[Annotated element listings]
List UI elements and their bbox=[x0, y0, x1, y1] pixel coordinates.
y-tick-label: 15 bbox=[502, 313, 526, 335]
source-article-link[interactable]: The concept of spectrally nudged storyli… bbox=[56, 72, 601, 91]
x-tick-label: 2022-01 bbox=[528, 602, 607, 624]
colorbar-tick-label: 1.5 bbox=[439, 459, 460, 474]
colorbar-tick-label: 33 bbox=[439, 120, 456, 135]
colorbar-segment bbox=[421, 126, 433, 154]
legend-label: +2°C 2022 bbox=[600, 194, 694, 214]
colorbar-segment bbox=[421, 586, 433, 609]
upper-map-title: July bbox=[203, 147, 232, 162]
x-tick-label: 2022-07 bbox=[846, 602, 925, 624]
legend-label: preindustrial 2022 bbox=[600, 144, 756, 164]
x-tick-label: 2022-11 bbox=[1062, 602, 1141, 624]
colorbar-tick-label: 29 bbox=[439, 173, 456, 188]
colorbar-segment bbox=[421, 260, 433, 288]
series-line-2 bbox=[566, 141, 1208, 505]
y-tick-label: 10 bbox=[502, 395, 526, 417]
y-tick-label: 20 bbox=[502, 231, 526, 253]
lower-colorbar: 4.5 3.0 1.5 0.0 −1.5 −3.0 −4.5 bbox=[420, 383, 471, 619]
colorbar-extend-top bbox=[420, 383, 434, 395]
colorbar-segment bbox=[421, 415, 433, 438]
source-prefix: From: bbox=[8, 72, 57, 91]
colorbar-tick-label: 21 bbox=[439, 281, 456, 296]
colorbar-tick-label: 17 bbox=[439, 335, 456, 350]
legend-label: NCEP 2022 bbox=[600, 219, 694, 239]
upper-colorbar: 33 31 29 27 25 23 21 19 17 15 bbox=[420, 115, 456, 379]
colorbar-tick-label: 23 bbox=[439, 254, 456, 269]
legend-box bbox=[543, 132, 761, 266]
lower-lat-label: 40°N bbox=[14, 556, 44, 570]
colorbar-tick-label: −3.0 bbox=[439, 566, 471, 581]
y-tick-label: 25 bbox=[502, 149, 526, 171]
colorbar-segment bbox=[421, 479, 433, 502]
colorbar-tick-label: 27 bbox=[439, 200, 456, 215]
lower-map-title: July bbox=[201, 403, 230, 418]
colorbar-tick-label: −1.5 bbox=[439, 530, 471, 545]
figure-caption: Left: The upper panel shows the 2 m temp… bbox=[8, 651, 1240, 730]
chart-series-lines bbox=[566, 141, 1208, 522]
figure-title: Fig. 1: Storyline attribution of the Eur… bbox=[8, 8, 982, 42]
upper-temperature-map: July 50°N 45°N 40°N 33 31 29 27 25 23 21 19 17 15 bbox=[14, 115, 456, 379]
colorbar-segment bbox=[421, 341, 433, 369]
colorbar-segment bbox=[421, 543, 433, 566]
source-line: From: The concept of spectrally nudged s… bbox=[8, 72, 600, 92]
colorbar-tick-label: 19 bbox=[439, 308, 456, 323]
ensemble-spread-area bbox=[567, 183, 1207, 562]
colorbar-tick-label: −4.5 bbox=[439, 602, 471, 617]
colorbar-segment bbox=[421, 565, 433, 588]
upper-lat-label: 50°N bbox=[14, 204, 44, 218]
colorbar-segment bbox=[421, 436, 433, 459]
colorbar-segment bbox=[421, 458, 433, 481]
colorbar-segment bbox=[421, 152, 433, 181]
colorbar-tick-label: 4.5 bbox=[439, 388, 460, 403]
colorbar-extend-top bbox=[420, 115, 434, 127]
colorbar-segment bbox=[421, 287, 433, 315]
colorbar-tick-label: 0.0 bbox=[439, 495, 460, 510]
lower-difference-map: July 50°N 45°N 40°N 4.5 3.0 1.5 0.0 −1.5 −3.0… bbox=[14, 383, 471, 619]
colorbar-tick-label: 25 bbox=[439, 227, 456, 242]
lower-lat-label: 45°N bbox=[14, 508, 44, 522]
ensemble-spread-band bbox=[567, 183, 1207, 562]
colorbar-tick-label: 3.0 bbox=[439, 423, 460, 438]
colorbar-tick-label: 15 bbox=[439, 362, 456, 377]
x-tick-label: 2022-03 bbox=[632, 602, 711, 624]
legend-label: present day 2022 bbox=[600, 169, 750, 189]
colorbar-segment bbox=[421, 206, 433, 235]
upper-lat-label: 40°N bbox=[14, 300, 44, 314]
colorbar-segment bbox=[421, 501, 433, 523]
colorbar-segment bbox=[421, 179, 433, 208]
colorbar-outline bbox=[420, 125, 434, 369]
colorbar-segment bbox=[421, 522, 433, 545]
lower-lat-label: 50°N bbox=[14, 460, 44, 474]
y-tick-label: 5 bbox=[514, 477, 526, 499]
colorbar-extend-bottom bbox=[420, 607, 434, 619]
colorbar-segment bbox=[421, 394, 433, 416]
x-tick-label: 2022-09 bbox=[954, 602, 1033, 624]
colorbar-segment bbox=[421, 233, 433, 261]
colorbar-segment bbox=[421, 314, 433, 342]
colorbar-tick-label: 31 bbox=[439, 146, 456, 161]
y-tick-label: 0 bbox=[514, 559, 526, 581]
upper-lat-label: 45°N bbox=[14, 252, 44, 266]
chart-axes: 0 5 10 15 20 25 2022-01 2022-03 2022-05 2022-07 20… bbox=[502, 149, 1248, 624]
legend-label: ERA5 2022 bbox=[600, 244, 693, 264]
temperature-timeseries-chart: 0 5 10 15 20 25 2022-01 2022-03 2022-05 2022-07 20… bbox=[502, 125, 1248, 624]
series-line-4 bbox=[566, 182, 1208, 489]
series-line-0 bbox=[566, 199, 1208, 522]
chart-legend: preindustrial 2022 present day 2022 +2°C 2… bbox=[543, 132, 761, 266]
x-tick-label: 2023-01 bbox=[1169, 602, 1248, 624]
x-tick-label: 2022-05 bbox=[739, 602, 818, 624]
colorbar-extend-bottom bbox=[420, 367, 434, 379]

→ Short exercise
Output every line of the items above as a numbered list. Omit blank lines.

→ In response
1. List UI elements and their bbox=[x0, y0, x1, y1] pixel coordinates.
2. y-tick-label: 15 bbox=[502, 313, 526, 335]
3. source-article-link[interactable]: The concept of spectrally nudged storyli… bbox=[56, 72, 601, 91]
4. x-tick-label: 2022-01 bbox=[528, 602, 607, 624]
5. colorbar-tick-label: 1.5 bbox=[439, 459, 460, 474]
6. colorbar-tick-label: 33 bbox=[439, 120, 456, 135]
7. colorbar-segment bbox=[421, 126, 433, 154]
8. legend-label: +2°C 2022 bbox=[600, 194, 694, 214]
9. colorbar-segment bbox=[421, 586, 433, 609]
10. upper-map-title: July bbox=[203, 147, 232, 162]
11. x-tick-label: 2022-07 bbox=[846, 602, 925, 624]
12. legend-label: preindustrial 2022 bbox=[600, 144, 756, 164]
13. x-tick-label: 2022-11 bbox=[1062, 602, 1141, 624]
14. colorbar-tick-label: 29 bbox=[439, 173, 456, 188]
15. colorbar-segment bbox=[421, 260, 433, 288]
16. series-line-2 bbox=[566, 141, 1208, 505]
17. y-tick-label: 10 bbox=[502, 395, 526, 417]
18. y-tick-label: 20 bbox=[502, 231, 526, 253]
19. lower-colorbar: 4.5 3.0 1.5 0.0 −1.5 −3.0 −4.5 bbox=[420, 383, 471, 619]
20. colorbar-extend-top bbox=[420, 383, 434, 395]
21. colorbar-segment bbox=[421, 415, 433, 438]
22. source-prefix: From: bbox=[8, 72, 57, 91]
23. colorbar-tick-label: 21 bbox=[439, 281, 456, 296]
24. colorbar-tick-label: 17 bbox=[439, 335, 456, 350]
25. legend-label: NCEP 2022 bbox=[600, 219, 694, 239]
26. upper-colorbar: 33 31 29 27 25 23 21 19 17 15 bbox=[420, 115, 456, 379]
27. colorbar-tick-label: 23 bbox=[439, 254, 456, 269]
28. legend-box bbox=[543, 132, 761, 266]
29. lower-lat-label: 40°N bbox=[14, 556, 44, 570]
30. colorbar-tick-label: −3.0 bbox=[439, 566, 471, 581]
31. y-tick-label: 25 bbox=[502, 149, 526, 171]
32. colorbar-segment bbox=[421, 479, 433, 502]
33. colorbar-tick-label: 27 bbox=[439, 200, 456, 215]
34. lower-map-title: July bbox=[201, 403, 230, 418]
35. colorbar-tick-label: −1.5 bbox=[439, 530, 471, 545]
36. figure-caption: Left: The upper panel shows the 2 m temp… bbox=[8, 651, 1240, 730]
37. chart-series-lines bbox=[566, 141, 1208, 522]
38. figure-title: Fig. 1: Storyline attribution of the Eur… bbox=[8, 8, 982, 42]
39. upper-temperature-map: July 50°N 45°N 40°N 33 31 29 27 25 23 21 19 17 15 bbox=[14, 115, 456, 379]
40. colorbar-segment bbox=[421, 341, 433, 369]
41. colorbar-segment bbox=[421, 543, 433, 566]
42. source-line: From: The concept of spectrally nudged s… bbox=[8, 72, 600, 92]
43. colorbar-tick-label: 19 bbox=[439, 308, 456, 323]
44. ensemble-spread-area bbox=[567, 183, 1207, 562]
45. colorbar-tick-label: −4.5 bbox=[439, 602, 471, 617]
46. colorbar-segment bbox=[421, 565, 433, 588]
47. upper-lat-label: 50°N bbox=[14, 204, 44, 218]
48. colorbar-segment bbox=[421, 436, 433, 459]
49. colorbar-segment bbox=[421, 458, 433, 481]
50. colorbar-segment bbox=[421, 152, 433, 181]
51. colorbar-tick-label: 4.5 bbox=[439, 388, 460, 403]
52. colorbar-extend-top bbox=[420, 115, 434, 127]
53. colorbar-segment bbox=[421, 287, 433, 315]
54. colorbar-tick-label: 0.0 bbox=[439, 495, 460, 510]
55. lower-difference-map: July 50°N 45°N 40°N 4.5 3.0 1.5 0.0 −1.5 −3.0… bbox=[14, 383, 471, 619]
56. colorbar-tick-label: 25 bbox=[439, 227, 456, 242]
57. lower-lat-label: 45°N bbox=[14, 508, 44, 522]
58. ensemble-spread-band bbox=[567, 183, 1207, 562]
59. colorbar-tick-label: 3.0 bbox=[439, 423, 460, 438]
60. colorbar-tick-label: 15 bbox=[439, 362, 456, 377]
61. x-tick-label: 2022-03 bbox=[632, 602, 711, 624]
62. legend-label: present day 2022 bbox=[600, 169, 750, 189]
63. colorbar-segment bbox=[421, 206, 433, 235]
64. upper-lat-label: 40°N bbox=[14, 300, 44, 314]
65. colorbar-segment bbox=[421, 501, 433, 523]
66. colorbar-segment bbox=[421, 179, 433, 208]
67. colorbar-outline bbox=[420, 125, 434, 369]
68. colorbar-segment bbox=[421, 522, 433, 545]
69. lower-lat-label: 50°N bbox=[14, 460, 44, 474]
70. y-tick-label: 5 bbox=[514, 477, 526, 499]
71. colorbar-extend-bottom bbox=[420, 607, 434, 619]
72. colorbar-segment bbox=[421, 394, 433, 416]
73. x-tick-label: 2022-09 bbox=[954, 602, 1033, 624]
74. colorbar-segment bbox=[421, 233, 433, 261]
75. colorbar-segment bbox=[421, 314, 433, 342]
76. colorbar-tick-label: 31 bbox=[439, 146, 456, 161]
77. y-tick-label: 0 bbox=[514, 559, 526, 581]
78. upper-lat-label: 45°N bbox=[14, 252, 44, 266]
79. chart-axes: 0 5 10 15 20 25 2022-01 2022-03 2022-05 2022-07 20… bbox=[502, 149, 1248, 624]
80. legend-label: ERA5 2022 bbox=[600, 244, 693, 264]
81. temperature-timeseries-chart: 0 5 10 15 20 25 2022-01 2022-03 2022-05 2022-07 20… bbox=[502, 125, 1248, 624]
82. series-line-4 bbox=[566, 182, 1208, 489]
83. series-line-0 bbox=[566, 199, 1208, 522]
84. chart-legend: preindustrial 2022 present day 2022 +2°C 2… bbox=[543, 132, 761, 266]
85. x-tick-label: 2023-01 bbox=[1169, 602, 1248, 624]
86. x-tick-label: 2022-05 bbox=[739, 602, 818, 624]
87. colorbar-extend-bottom bbox=[420, 367, 434, 379]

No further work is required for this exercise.